** start Supplied data **
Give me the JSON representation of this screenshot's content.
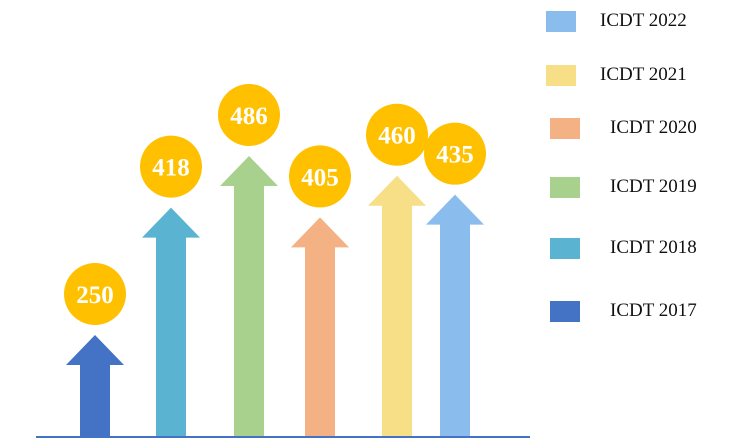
{
  "chart_data": {
    "type": "bar",
    "categories": [
      "ICDT 2017",
      "ICDT 2018",
      "ICDT 2019",
      "ICDT 2020",
      "ICDT 2021",
      "ICDT 2022"
    ],
    "values": [
      250,
      418,
      486,
      405,
      460,
      435
    ],
    "title": "",
    "xlabel": "",
    "ylabel": "",
    "ylim": [
      0,
      520
    ],
    "grid": false,
    "legend": "right",
    "colors": [
      "#4472c4",
      "#5ab4d1",
      "#a9d18e",
      "#f4b183",
      "#f6df86",
      "#8bbcee"
    ],
    "badge_color": "#ffc000",
    "axis_color": "#4472c4",
    "legend_order": [
      5,
      4,
      3,
      2,
      1,
      0
    ]
  }
}
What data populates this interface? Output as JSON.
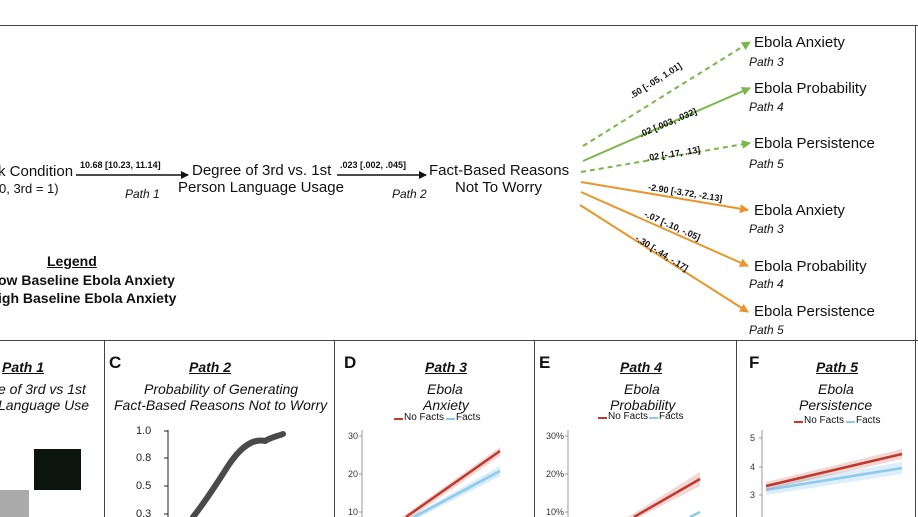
{
  "diagram": {
    "nodes": {
      "condition": {
        "label": "k Condition",
        "sub": "0, 3rd = 1)"
      },
      "degree": {
        "line1": "Degree of 3rd vs. 1st",
        "line2": "Person Language Usage"
      },
      "fact": {
        "line1": "Fact-Based Reasons",
        "line2": "Not To Worry"
      }
    },
    "edges": {
      "path1": {
        "coef": "10.68  [10.23, 11.14]",
        "label": "Path 1"
      },
      "path2": {
        "coef": ".023  [.002, .045]",
        "label": "Path 2"
      }
    },
    "outcomes": [
      {
        "name": "Ebola Anxiety",
        "path": "Path 3",
        "coef": ".50  [-.05, 1.01]",
        "group": "low",
        "dashed": true
      },
      {
        "name": "Ebola Probability",
        "path": "Path 4",
        "coef": ".02 [.003, .032]",
        "group": "low",
        "dashed": false
      },
      {
        "name": "Ebola Persistence",
        "path": "Path 5",
        "coef": ".02  [-.17, .13]",
        "group": "low",
        "dashed": true
      },
      {
        "name": "Ebola Anxiety",
        "path": "Path 3",
        "coef": "-2.90  [-3.72, -2.13]",
        "group": "high",
        "dashed": false
      },
      {
        "name": "Ebola Probability",
        "path": "Path 4",
        "coef": "-.07  [-.10, -.05]",
        "group": "high",
        "dashed": false
      },
      {
        "name": "Ebola Persistence",
        "path": "Path 5",
        "coef": "-.30  [-.44, -.17]",
        "group": "high",
        "dashed": false
      }
    ],
    "legend": {
      "title": "Legend",
      "low": "ow Baseline Ebola Anxiety",
      "high": "igh Baseline Ebola Anxiety"
    },
    "colors": {
      "low": "#7ab648",
      "high": "#e8962a",
      "noFacts": "#c0392b",
      "facts": "#8ec9ee"
    }
  },
  "panels": {
    "B": {
      "path": "Path 1",
      "title1": "e of 3rd vs 1st",
      "title2": "Language Use"
    },
    "C": {
      "letter": "C",
      "path": "Path 2",
      "title1": "Probability of Generating",
      "title2": "Fact-Based Reasons Not to Worry",
      "yticks": [
        "1.0",
        "0.8",
        "0.5",
        "0.3"
      ]
    },
    "D": {
      "letter": "D",
      "path": "Path 3",
      "title1": "Ebola",
      "title2": "Anxiety",
      "yticks": [
        "30",
        "20",
        "10"
      ]
    },
    "E": {
      "letter": "E",
      "path": "Path 4",
      "title1": "Ebola",
      "title2": "Probability",
      "yticks": [
        "30%",
        "20%",
        "10%"
      ]
    },
    "F": {
      "letter": "F",
      "path": "Path 5",
      "title1": "Ebola",
      "title2": "Persistence",
      "yticks": [
        "5",
        "4",
        "3"
      ]
    },
    "legend": {
      "noFacts": "No Facts",
      "facts": "Facts"
    }
  }
}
** end Supplied data **
Return the material exactly as given, apart from the pictures.

Answer to this exercise:
Give me the JSON representation of this screenshot's content.
{
  "chart_data": {
    "type": "bar",
    "categories": [
      "ICDT 2017",
      "ICDT 2018",
      "ICDT 2019",
      "ICDT 2020",
      "ICDT 2021",
      "ICDT 2022"
    ],
    "values": [
      250,
      418,
      486,
      405,
      460,
      435
    ],
    "title": "",
    "xlabel": "",
    "ylabel": "",
    "ylim": [
      0,
      520
    ],
    "grid": false,
    "legend": "right",
    "colors": [
      "#4472c4",
      "#5ab4d1",
      "#a9d18e",
      "#f4b183",
      "#f6df86",
      "#8bbcee"
    ],
    "badge_color": "#ffc000",
    "axis_color": "#4472c4",
    "legend_order": [
      5,
      4,
      3,
      2,
      1,
      0
    ]
  }
}
What data populates this interface? Output as JSON.
{
  "diagram": {
    "nodes": {
      "condition": {
        "label": "k Condition",
        "sub": "0, 3rd = 1)"
      },
      "degree": {
        "line1": "Degree of 3rd vs. 1st",
        "line2": "Person Language Usage"
      },
      "fact": {
        "line1": "Fact-Based Reasons",
        "line2": "Not To Worry"
      }
    },
    "edges": {
      "path1": {
        "coef": "10.68  [10.23, 11.14]",
        "label": "Path 1"
      },
      "path2": {
        "coef": ".023  [.002, .045]",
        "label": "Path 2"
      }
    },
    "outcomes": [
      {
        "name": "Ebola Anxiety",
        "path": "Path 3",
        "coef": ".50  [-.05, 1.01]",
        "group": "low",
        "dashed": true
      },
      {
        "name": "Ebola Probability",
        "path": "Path 4",
        "coef": ".02 [.003, .032]",
        "group": "low",
        "dashed": false
      },
      {
        "name": "Ebola Persistence",
        "path": "Path 5",
        "coef": ".02  [-.17, .13]",
        "group": "low",
        "dashed": true
      },
      {
        "name": "Ebola Anxiety",
        "path": "Path 3",
        "coef": "-2.90  [-3.72, -2.13]",
        "group": "high",
        "dashed": false
      },
      {
        "name": "Ebola Probability",
        "path": "Path 4",
        "coef": "-.07  [-.10, -.05]",
        "group": "high",
        "dashed": false
      },
      {
        "name": "Ebola Persistence",
        "path": "Path 5",
        "coef": "-.30  [-.44, -.17]",
        "group": "high",
        "dashed": false
      }
    ],
    "legend": {
      "title": "Legend",
      "low": "ow Baseline Ebola Anxiety",
      "high": "igh Baseline Ebola Anxiety"
    },
    "colors": {
      "low": "#7ab648",
      "high": "#e8962a",
      "noFacts": "#c0392b",
      "facts": "#8ec9ee"
    }
  },
  "panels": {
    "B": {
      "path": "Path 1",
      "title1": "e of 3rd vs 1st",
      "title2": "Language Use"
    },
    "C": {
      "letter": "C",
      "path": "Path 2",
      "title1": "Probability of Generating",
      "title2": "Fact-Based Reasons Not to Worry",
      "yticks": [
        "1.0",
        "0.8",
        "0.5",
        "0.3"
      ]
    },
    "D": {
      "letter": "D",
      "path": "Path 3",
      "title1": "Ebola",
      "title2": "Anxiety",
      "yticks": [
        "30",
        "20",
        "10"
      ]
    },
    "E": {
      "letter": "E",
      "path": "Path 4",
      "title1": "Ebola",
      "title2": "Probability",
      "yticks": [
        "30%",
        "20%",
        "10%"
      ]
    },
    "F": {
      "letter": "F",
      "path": "Path 5",
      "title1": "Ebola",
      "title2": "Persistence",
      "yticks": [
        "5",
        "4",
        "3"
      ]
    },
    "legend": {
      "noFacts": "No Facts",
      "facts": "Facts"
    }
  }
}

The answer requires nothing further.